* [Do this]
Repeat everything in the material exactly.

* [Stored data]
** Begin **
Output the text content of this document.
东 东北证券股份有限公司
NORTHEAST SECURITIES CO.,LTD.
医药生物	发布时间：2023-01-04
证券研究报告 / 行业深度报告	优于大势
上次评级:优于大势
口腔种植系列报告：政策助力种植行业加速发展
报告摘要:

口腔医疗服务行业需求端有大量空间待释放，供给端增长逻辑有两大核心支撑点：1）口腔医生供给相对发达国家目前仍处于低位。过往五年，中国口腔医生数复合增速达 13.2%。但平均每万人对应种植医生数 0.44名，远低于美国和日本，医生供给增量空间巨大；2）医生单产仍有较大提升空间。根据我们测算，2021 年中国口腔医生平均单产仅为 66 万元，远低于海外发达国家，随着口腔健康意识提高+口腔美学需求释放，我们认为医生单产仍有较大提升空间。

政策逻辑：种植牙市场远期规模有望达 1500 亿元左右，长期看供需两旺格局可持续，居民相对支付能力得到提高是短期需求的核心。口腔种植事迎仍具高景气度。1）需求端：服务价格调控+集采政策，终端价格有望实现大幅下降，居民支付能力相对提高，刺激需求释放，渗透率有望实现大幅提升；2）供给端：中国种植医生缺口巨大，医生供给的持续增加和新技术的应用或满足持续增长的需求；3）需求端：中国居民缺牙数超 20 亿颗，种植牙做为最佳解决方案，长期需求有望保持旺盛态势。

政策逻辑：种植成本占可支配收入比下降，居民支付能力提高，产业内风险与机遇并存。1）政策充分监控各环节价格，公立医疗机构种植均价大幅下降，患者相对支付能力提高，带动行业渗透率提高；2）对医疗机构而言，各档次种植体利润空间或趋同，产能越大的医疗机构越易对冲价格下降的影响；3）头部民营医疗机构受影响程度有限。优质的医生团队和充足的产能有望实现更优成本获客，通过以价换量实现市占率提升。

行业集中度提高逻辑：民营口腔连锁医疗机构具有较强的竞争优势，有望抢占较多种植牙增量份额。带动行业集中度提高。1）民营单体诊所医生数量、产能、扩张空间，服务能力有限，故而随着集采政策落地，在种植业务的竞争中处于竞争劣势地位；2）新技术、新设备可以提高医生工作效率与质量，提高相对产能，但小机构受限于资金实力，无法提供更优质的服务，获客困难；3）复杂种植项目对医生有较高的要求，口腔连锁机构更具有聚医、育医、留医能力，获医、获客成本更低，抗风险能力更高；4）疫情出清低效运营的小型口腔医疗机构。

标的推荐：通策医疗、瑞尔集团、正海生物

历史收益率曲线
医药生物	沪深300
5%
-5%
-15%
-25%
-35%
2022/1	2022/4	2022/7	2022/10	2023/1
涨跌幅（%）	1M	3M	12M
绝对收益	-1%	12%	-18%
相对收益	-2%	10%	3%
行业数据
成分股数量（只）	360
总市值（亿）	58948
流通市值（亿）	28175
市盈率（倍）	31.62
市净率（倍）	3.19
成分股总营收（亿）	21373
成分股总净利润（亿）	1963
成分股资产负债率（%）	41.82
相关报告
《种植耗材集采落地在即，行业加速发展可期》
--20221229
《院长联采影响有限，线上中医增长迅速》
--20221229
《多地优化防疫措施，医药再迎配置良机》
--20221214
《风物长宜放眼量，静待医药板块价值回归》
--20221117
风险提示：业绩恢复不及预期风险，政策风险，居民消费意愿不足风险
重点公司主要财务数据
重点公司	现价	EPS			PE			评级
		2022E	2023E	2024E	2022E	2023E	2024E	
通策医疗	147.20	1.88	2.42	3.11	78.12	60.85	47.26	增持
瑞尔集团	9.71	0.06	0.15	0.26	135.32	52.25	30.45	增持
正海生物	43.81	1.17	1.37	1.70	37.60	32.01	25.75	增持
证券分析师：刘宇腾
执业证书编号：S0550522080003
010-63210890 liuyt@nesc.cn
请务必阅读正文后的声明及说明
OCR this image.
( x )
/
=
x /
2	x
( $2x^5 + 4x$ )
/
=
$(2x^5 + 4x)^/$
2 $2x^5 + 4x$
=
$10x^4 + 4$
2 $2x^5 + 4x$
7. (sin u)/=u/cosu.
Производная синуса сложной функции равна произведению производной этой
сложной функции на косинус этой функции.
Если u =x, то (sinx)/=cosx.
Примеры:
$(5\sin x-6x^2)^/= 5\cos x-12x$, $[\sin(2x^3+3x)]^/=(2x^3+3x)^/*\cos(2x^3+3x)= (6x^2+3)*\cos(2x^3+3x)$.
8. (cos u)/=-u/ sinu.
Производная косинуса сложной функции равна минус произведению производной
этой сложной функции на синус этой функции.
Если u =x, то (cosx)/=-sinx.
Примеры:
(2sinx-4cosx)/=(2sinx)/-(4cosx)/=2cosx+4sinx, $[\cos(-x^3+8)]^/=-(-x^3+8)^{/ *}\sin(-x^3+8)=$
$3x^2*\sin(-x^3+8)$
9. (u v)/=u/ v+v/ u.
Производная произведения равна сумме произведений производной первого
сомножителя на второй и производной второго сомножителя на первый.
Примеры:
** End **
* [The response]
Output the text content of this document.
东 东北证券股份有限公司
NORTHEAST SECURITIES CO.,LTD.
医药生物	发布时间：2023-01-04
证券研究报告 / 行业深度报告	优于大势
上次评级:优于大势
口腔种植系列报告：政策助力种植行业加速发展
报告摘要:

口腔医疗服务行业需求端有大量空间待释放，供给端增长逻辑有两大核心支撑点：1）口腔医生供给相对发达国家目前仍处于低位。过往五年，中国口腔医生数复合增速达 13.2%。但平均每万人对应种植医生数 0.44名，远低于美国和日本，医生供给增量空间巨大；2）医生单产仍有较大提升空间。根据我们测算，2021 年中国口腔医生平均单产仅为 66 万元，远低于海外发达国家，随着口腔健康意识提高+口腔美学需求释放，我们认为医生单产仍有较大提升空间。

政策逻辑：种植牙市场远期规模有望达 1500 亿元左右，长期看供需两旺格局可持续，居民相对支付能力得到提高是短期需求的核心。口腔种植事迎仍具高景气度。1）需求端：服务价格调控+集采政策，终端价格有望实现大幅下降，居民支付能力相对提高，刺激需求释放，渗透率有望实现大幅提升；2）供给端：中国种植医生缺口巨大，医生供给的持续增加和新技术的应用或满足持续增长的需求；3）需求端：中国居民缺牙数超 20 亿颗，种植牙做为最佳解决方案，长期需求有望保持旺盛态势。

政策逻辑：种植成本占可支配收入比下降，居民支付能力提高，产业内风险与机遇并存。1）政策充分监控各环节价格，公立医疗机构种植均价大幅下降，患者相对支付能力提高，带动行业渗透率提高；2）对医疗机构而言，各档次种植体利润空间或趋同，产能越大的医疗机构越易对冲价格下降的影响；3）头部民营医疗机构受影响程度有限。优质的医生团队和充足的产能有望实现更优成本获客，通过以价换量实现市占率提升。

行业集中度提高逻辑：民营口腔连锁医疗机构具有较强的竞争优势，有望抢占较多种植牙增量份额。带动行业集中度提高。1）民营单体诊所医生数量、产能、扩张空间，服务能力有限，故而随着集采政策落地，在种植业务的竞争中处于竞争劣势地位；2）新技术、新设备可以提高医生工作效率与质量，提高相对产能，但小机构受限于资金实力，无法提供更优质的服务，获客困难；3）复杂种植项目对医生有较高的要求，口腔连锁机构更具有聚医、育医、留医能力，获医、获客成本更低，抗风险能力更高；4）疫情出清低效运营的小型口腔医疗机构。

标的推荐：通策医疗、瑞尔集团、正海生物

历史收益率曲线
医药生物	沪深300
5%
-5%
-15%
-25%
-35%
2022/1	2022/4	2022/7	2022/10	2023/1
涨跌幅（%）	1M	3M	12M
绝对收益	-1%	12%	-18%
相对收益	-2%	10%	3%
行业数据
成分股数量（只）	360
总市值（亿）	58948
流通市值（亿）	28175
市盈率（倍）	31.62
市净率（倍）	3.19
成分股总营收（亿）	21373
成分股总净利润（亿）	1963
成分股资产负债率（%）	41.82
相关报告
《种植耗材集采落地在即，行业加速发展可期》
--20221229
《院长联采影响有限，线上中医增长迅速》
--20221229
《多地优化防疫措施，医药再迎配置良机》
--20221214
《风物长宜放眼量，静待医药板块价值回归》
--20221117
风险提示：业绩恢复不及预期风险，政策风险，居民消费意愿不足风险
重点公司主要财务数据
重点公司	现价	EPS			PE			评级
		2022E	2023E	2024E	2022E	2023E	2024E	
通策医疗	147.20	1.88	2.42	3.11	78.12	60.85	47.26	增持
瑞尔集团	9.71	0.06	0.15	0.26	135.32	52.25	30.45	增持
正海生物	43.81	1.17	1.37	1.70	37.60	32.01	25.75	增持
证券分析师：刘宇腾
执业证书编号：S0550522080003
010-63210890 liuyt@nesc.cn
请务必阅读正文后的声明及说明
OCR this image.
( x )
/
=
x /
2	x
( $2x^5 + 4x$ )
/
=
$(2x^5 + 4x)^/$
2 $2x^5 + 4x$
=
$10x^4 + 4$
2 $2x^5 + 4x$
7. (sin u)/=u/cosu.
Производная синуса сложной функции равна произведению производной этой
сложной функции на косинус этой функции.
Если u =x, то (sinx)/=cosx.
Примеры:
$(5\sin x-6x^2)^/= 5\cos x-12x$, $[\sin(2x^3+3x)]^/=(2x^3+3x)^/*\cos(2x^3+3x)= (6x^2+3)*\cos(2x^3+3x)$.
8. (cos u)/=-u/ sinu.
Производная косинуса сложной функции равна минус произведению производной
этой сложной функции на синус этой функции.
Если u =x, то (cosx)/=-sinx.
Примеры:
(2sinx-4cosx)/=(2sinx)/-(4cosx)/=2cosx+4sinx, $[\cos(-x^3+8)]^/=-(-x^3+8)^{/ *}\sin(-x^3+8)=$
$3x^2*\sin(-x^3+8)$
9. (u v)/=u/ v+v/ u.
Производная произведения равна сумме произведений производной первого
сомножителя на второй и производной второго сомножителя на первый.
Примеры:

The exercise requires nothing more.